▸ Stated task
Below are records; transcribe only the line with "What text is on this page?" and those after it, through the last line, without any change.

■ ■ ■

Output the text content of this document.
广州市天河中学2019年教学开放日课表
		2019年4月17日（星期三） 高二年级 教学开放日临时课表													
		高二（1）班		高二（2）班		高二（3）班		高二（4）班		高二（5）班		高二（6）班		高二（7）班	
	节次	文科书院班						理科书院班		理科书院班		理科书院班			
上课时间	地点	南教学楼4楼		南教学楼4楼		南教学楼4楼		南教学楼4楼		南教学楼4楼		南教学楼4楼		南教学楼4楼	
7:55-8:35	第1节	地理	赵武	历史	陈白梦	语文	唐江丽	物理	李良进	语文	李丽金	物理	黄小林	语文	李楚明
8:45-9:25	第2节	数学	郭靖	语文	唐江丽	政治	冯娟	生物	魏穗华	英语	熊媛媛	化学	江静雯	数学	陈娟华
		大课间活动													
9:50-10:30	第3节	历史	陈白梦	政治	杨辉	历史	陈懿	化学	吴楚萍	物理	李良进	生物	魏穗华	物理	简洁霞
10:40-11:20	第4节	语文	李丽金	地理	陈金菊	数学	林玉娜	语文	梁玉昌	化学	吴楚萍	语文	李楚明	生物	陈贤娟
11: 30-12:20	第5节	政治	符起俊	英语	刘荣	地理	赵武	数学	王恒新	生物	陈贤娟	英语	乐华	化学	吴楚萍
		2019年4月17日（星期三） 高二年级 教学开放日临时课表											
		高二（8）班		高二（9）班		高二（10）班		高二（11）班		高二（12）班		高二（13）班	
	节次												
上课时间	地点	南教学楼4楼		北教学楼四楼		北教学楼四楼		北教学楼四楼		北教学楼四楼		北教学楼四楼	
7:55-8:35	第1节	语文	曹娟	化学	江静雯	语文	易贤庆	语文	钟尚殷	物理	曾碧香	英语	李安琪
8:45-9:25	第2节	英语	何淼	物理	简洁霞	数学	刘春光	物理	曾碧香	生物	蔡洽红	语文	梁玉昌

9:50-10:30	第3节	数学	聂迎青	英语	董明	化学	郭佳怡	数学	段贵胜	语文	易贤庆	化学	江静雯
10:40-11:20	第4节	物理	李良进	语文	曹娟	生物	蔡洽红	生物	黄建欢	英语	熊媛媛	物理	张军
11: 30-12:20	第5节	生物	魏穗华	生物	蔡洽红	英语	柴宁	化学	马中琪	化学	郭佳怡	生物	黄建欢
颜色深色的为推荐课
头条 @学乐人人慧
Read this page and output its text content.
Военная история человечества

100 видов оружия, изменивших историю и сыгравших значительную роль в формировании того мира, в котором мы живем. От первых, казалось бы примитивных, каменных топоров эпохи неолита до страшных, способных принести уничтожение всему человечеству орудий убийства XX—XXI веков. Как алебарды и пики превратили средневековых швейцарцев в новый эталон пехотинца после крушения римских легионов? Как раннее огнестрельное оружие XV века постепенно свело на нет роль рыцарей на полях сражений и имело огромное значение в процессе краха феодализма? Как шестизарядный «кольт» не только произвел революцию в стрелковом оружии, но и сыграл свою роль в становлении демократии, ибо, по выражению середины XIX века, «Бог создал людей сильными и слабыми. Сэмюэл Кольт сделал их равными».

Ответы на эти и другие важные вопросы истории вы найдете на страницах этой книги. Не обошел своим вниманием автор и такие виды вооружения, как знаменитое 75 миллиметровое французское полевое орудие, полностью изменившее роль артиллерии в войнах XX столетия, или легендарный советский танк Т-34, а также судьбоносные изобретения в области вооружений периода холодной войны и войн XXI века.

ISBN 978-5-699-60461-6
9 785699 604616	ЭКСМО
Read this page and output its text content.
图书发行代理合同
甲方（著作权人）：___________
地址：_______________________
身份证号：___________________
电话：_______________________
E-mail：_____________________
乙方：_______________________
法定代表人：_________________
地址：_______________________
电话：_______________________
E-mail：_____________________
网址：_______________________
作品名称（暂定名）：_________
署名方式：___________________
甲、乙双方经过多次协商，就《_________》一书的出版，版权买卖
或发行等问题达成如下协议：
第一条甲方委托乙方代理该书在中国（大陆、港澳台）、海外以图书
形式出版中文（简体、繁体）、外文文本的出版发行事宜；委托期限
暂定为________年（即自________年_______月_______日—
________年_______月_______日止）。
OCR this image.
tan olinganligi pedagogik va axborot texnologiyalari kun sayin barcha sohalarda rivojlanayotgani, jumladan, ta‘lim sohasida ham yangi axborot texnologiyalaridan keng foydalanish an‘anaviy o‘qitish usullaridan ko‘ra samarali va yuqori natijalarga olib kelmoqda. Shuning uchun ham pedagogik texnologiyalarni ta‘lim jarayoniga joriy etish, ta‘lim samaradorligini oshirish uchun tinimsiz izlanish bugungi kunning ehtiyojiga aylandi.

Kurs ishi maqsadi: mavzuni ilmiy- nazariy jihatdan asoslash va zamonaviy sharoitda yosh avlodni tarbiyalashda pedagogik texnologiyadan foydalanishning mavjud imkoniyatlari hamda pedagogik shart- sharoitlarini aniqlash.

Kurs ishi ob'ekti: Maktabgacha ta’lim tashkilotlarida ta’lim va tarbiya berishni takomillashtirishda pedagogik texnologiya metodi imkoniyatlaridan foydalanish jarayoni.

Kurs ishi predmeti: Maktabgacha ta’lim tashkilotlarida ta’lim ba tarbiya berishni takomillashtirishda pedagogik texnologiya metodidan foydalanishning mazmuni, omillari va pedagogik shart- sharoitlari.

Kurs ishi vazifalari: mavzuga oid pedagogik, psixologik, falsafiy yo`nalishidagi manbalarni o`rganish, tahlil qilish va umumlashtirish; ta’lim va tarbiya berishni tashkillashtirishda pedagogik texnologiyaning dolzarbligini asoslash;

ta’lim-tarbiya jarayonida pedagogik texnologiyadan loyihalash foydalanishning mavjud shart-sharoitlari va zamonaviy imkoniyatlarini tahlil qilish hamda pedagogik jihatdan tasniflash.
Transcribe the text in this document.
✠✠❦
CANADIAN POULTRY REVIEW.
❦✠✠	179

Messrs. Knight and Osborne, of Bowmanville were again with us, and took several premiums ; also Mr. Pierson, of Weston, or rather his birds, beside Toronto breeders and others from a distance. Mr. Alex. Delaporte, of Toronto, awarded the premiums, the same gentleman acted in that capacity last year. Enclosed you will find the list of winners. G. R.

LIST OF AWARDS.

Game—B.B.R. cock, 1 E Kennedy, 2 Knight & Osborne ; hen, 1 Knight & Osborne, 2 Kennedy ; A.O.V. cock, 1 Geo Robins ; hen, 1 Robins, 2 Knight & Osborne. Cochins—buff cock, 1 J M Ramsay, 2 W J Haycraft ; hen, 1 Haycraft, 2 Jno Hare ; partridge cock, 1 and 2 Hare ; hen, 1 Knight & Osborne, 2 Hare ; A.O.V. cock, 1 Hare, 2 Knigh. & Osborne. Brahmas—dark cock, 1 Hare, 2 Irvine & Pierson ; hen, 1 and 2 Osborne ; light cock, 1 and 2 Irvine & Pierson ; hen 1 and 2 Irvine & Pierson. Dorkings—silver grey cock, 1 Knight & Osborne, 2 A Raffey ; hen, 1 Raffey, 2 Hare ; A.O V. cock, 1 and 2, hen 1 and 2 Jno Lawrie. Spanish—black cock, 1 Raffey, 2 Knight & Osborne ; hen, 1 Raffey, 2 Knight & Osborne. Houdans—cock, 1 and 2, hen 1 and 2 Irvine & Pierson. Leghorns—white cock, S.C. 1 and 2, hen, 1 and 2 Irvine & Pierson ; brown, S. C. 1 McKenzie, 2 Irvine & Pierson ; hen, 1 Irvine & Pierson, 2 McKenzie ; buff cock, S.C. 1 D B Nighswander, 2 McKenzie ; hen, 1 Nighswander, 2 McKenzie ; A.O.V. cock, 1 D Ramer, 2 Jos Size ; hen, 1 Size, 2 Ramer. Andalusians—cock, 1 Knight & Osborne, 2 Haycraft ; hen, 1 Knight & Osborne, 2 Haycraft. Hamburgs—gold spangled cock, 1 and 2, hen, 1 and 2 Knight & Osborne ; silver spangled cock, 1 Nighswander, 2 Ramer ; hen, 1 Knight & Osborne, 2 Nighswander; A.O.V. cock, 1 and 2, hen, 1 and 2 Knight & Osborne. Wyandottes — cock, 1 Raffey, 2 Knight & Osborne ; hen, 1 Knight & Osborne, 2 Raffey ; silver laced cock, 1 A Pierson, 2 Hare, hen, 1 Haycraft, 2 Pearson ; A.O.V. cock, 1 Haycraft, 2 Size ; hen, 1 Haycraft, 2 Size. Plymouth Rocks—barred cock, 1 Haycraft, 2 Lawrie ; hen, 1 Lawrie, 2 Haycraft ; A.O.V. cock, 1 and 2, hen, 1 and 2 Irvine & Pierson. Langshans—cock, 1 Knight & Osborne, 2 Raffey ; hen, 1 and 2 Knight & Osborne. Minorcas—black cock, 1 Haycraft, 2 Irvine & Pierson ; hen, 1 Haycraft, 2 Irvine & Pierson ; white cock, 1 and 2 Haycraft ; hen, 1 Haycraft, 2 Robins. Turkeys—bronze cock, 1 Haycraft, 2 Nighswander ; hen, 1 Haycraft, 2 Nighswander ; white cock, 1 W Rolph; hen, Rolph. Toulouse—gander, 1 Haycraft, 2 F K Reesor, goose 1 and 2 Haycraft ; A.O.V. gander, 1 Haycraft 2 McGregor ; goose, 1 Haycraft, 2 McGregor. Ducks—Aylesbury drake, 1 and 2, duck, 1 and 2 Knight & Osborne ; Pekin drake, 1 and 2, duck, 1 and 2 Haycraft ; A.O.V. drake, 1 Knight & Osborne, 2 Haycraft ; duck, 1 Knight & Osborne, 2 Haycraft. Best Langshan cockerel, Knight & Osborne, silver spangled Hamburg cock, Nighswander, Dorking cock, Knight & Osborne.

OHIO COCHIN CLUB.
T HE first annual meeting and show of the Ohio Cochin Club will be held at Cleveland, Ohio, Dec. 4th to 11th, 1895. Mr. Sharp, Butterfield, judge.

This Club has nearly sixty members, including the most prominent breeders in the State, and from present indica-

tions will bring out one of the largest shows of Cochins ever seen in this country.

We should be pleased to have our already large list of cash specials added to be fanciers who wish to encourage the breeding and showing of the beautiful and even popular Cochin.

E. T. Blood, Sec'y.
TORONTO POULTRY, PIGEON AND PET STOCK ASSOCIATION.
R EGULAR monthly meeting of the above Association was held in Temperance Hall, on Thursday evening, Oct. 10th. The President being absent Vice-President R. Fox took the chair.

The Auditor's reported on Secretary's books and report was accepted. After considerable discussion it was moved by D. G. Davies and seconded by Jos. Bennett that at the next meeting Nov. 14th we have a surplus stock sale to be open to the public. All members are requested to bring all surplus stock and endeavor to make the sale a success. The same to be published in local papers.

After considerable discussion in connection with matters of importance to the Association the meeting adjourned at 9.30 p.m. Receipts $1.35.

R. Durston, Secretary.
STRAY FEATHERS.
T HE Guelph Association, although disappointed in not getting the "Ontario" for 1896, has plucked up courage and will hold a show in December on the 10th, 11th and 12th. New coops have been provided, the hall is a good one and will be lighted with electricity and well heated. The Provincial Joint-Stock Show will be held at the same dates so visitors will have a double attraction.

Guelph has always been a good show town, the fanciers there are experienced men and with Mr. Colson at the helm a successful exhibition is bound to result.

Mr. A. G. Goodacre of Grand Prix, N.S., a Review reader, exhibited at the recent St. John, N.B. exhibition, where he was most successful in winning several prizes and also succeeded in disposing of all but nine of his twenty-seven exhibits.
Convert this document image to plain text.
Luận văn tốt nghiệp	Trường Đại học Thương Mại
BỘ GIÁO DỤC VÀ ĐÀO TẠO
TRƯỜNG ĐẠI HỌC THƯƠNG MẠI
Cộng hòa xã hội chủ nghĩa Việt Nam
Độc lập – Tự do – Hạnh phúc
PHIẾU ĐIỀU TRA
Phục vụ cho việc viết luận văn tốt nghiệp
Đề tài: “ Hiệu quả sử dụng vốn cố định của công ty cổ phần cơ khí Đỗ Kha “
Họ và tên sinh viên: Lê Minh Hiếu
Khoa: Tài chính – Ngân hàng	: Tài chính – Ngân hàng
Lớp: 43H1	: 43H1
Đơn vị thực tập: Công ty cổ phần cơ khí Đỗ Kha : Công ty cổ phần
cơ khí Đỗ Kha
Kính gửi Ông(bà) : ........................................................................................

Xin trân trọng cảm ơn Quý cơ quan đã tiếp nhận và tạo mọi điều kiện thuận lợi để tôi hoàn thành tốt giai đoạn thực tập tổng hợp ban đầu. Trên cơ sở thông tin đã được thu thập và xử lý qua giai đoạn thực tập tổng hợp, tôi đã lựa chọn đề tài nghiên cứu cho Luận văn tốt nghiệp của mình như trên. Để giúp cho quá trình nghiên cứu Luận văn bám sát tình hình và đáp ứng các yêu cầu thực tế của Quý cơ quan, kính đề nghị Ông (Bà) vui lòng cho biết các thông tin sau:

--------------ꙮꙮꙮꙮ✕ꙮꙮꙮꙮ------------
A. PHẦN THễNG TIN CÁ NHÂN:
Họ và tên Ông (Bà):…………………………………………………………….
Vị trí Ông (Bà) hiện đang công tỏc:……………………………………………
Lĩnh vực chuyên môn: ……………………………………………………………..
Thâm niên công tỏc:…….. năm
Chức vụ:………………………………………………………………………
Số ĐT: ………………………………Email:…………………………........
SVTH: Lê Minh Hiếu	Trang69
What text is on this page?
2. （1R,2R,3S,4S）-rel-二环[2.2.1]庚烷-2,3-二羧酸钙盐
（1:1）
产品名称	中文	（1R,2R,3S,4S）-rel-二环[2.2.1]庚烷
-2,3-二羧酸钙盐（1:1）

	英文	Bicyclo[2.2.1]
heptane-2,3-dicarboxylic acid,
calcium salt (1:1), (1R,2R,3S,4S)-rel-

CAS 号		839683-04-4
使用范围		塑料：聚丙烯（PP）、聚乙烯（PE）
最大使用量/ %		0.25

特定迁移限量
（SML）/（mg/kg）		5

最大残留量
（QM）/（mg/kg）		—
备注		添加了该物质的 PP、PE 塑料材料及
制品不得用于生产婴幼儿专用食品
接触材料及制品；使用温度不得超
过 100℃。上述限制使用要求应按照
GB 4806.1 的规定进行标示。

■ ■ ■

▸ Response to the exercise
What text is on this page?
2. （1R,2R,3S,4S）-rel-二环[2.2.1]庚烷-2,3-二羧酸钙盐
（1:1）
产品名称	中文	（1R,2R,3S,4S）-rel-二环[2.2.1]庚烷
-2,3-二羧酸钙盐（1:1）

	英文	Bicyclo[2.2.1]
heptane-2,3-dicarboxylic acid,
calcium salt (1:1), (1R,2R,3S,4S)-rel-

CAS 号		839683-04-4
使用范围		塑料：聚丙烯（PP）、聚乙烯（PE）
最大使用量/ %		0.25

特定迁移限量
（SML）/（mg/kg）		5

最大残留量
（QM）/（mg/kg）		—
备注		添加了该物质的 PP、PE 塑料材料及
制品不得用于生产婴幼儿专用食品
接触材料及制品；使用温度不得超
过 100℃。上述限制使用要求应按照
GB 4806.1 的规定进行标示。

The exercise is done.